# Records provided:
○ ○ ○ ○ ○ ○ ○

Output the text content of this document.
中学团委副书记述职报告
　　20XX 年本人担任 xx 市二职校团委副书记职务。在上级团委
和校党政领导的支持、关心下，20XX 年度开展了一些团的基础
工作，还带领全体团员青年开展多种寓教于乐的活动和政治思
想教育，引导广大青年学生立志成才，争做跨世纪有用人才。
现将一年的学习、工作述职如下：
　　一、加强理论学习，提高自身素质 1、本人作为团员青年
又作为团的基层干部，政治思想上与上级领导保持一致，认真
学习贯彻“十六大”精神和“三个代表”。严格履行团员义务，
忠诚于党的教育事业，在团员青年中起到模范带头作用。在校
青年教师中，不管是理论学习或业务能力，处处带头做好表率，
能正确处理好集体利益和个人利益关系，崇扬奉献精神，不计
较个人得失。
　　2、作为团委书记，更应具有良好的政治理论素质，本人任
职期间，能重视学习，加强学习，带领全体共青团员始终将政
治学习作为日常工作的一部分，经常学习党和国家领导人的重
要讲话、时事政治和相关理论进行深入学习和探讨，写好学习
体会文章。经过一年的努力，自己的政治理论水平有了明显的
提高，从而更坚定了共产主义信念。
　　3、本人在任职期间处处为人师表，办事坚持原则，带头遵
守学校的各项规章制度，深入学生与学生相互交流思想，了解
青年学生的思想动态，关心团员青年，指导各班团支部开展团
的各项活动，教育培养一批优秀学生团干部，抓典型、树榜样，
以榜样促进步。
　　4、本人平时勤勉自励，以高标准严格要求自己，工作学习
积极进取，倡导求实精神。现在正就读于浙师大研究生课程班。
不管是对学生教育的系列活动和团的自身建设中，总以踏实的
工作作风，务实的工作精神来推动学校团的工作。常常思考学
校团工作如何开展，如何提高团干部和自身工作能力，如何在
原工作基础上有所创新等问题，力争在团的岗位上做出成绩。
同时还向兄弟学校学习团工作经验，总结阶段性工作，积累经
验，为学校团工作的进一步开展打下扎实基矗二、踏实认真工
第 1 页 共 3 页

○ ○ ○ ○ ○ ○ ○

# Directions:
Restate each record exactly as written.

# Right answer:
Output the text content of this document.
中学团委副书记述职报告
　　20XX 年本人担任 xx 市二职校团委副书记职务。在上级团委
和校党政领导的支持、关心下，20XX 年度开展了一些团的基础
工作，还带领全体团员青年开展多种寓教于乐的活动和政治思
想教育，引导广大青年学生立志成才，争做跨世纪有用人才。
现将一年的学习、工作述职如下：
　　一、加强理论学习，提高自身素质 1、本人作为团员青年
又作为团的基层干部，政治思想上与上级领导保持一致，认真
学习贯彻“十六大”精神和“三个代表”。严格履行团员义务，
忠诚于党的教育事业，在团员青年中起到模范带头作用。在校
青年教师中，不管是理论学习或业务能力，处处带头做好表率，
能正确处理好集体利益和个人利益关系，崇扬奉献精神，不计
较个人得失。
　　2、作为团委书记，更应具有良好的政治理论素质，本人任
职期间，能重视学习，加强学习，带领全体共青团员始终将政
治学习作为日常工作的一部分，经常学习党和国家领导人的重
要讲话、时事政治和相关理论进行深入学习和探讨，写好学习
体会文章。经过一年的努力，自己的政治理论水平有了明显的
提高，从而更坚定了共产主义信念。
　　3、本人在任职期间处处为人师表，办事坚持原则，带头遵
守学校的各项规章制度，深入学生与学生相互交流思想，了解
青年学生的思想动态，关心团员青年，指导各班团支部开展团
的各项活动，教育培养一批优秀学生团干部，抓典型、树榜样，
以榜样促进步。
　　4、本人平时勤勉自励，以高标准严格要求自己，工作学习
积极进取，倡导求实精神。现在正就读于浙师大研究生课程班。
不管是对学生教育的系列活动和团的自身建设中，总以踏实的
工作作风，务实的工作精神来推动学校团的工作。常常思考学
校团工作如何开展，如何提高团干部和自身工作能力，如何在
原工作基础上有所创新等问题，力争在团的岗位上做出成绩。
同时还向兄弟学校学习团工作经验，总结阶段性工作，积累经
验，为学校团工作的进一步开展打下扎实基矗二、踏实认真工
第 1 页 共 3 页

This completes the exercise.